# START OF EXERCISE MATERIALS

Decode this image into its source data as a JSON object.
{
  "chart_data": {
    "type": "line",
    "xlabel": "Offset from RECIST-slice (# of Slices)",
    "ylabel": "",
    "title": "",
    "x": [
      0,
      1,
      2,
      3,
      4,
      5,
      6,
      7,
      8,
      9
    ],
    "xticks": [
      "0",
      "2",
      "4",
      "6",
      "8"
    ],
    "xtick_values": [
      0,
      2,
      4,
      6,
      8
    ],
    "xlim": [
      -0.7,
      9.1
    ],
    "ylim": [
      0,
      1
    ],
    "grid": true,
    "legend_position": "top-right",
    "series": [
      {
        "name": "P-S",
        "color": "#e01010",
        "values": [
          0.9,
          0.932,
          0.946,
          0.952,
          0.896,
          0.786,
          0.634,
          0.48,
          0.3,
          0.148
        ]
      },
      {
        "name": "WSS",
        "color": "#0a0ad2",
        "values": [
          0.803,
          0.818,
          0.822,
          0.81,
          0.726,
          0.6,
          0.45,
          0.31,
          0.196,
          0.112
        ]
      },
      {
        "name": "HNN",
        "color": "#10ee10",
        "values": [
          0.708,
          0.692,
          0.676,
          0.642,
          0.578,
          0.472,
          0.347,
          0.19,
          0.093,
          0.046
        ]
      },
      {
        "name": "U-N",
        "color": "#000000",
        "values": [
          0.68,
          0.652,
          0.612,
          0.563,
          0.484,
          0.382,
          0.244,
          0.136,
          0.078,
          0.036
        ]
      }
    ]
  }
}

# END OF EXERCISE MATERIALS

> _DESCRIPTION OF THE TASK_:
Print every entry exactly as it appears.

> _THE REPLY_:
Decode this image into its source data as a JSON object.
{
  "chart_data": {
    "type": "line",
    "xlabel": "Offset from RECIST-slice (# of Slices)",
    "ylabel": "",
    "title": "",
    "x": [
      0,
      1,
      2,
      3,
      4,
      5,
      6,
      7,
      8,
      9
    ],
    "xticks": [
      "0",
      "2",
      "4",
      "6",
      "8"
    ],
    "xtick_values": [
      0,
      2,
      4,
      6,
      8
    ],
    "xlim": [
      -0.7,
      9.1
    ],
    "ylim": [
      0,
      1
    ],
    "grid": true,
    "legend_position": "top-right",
    "series": [
      {
        "name": "P-S",
        "color": "#e01010",
        "values": [
          0.9,
          0.932,
          0.946,
          0.952,
          0.896,
          0.786,
          0.634,
          0.48,
          0.3,
          0.148
        ]
      },
      {
        "name": "WSS",
        "color": "#0a0ad2",
        "values": [
          0.803,
          0.818,
          0.822,
          0.81,
          0.726,
          0.6,
          0.45,
          0.31,
          0.196,
          0.112
        ]
      },
      {
        "name": "HNN",
        "color": "#10ee10",
        "values": [
          0.708,
          0.692,
          0.676,
          0.642,
          0.578,
          0.472,
          0.347,
          0.19,
          0.093,
          0.046
        ]
      },
      {
        "name": "U-N",
        "color": "#000000",
        "values": [
          0.68,
          0.652,
          0.612,
          0.563,
          0.484,
          0.382,
          0.244,
          0.136,
          0.078,
          0.036
        ]
      }
    ]
  }
}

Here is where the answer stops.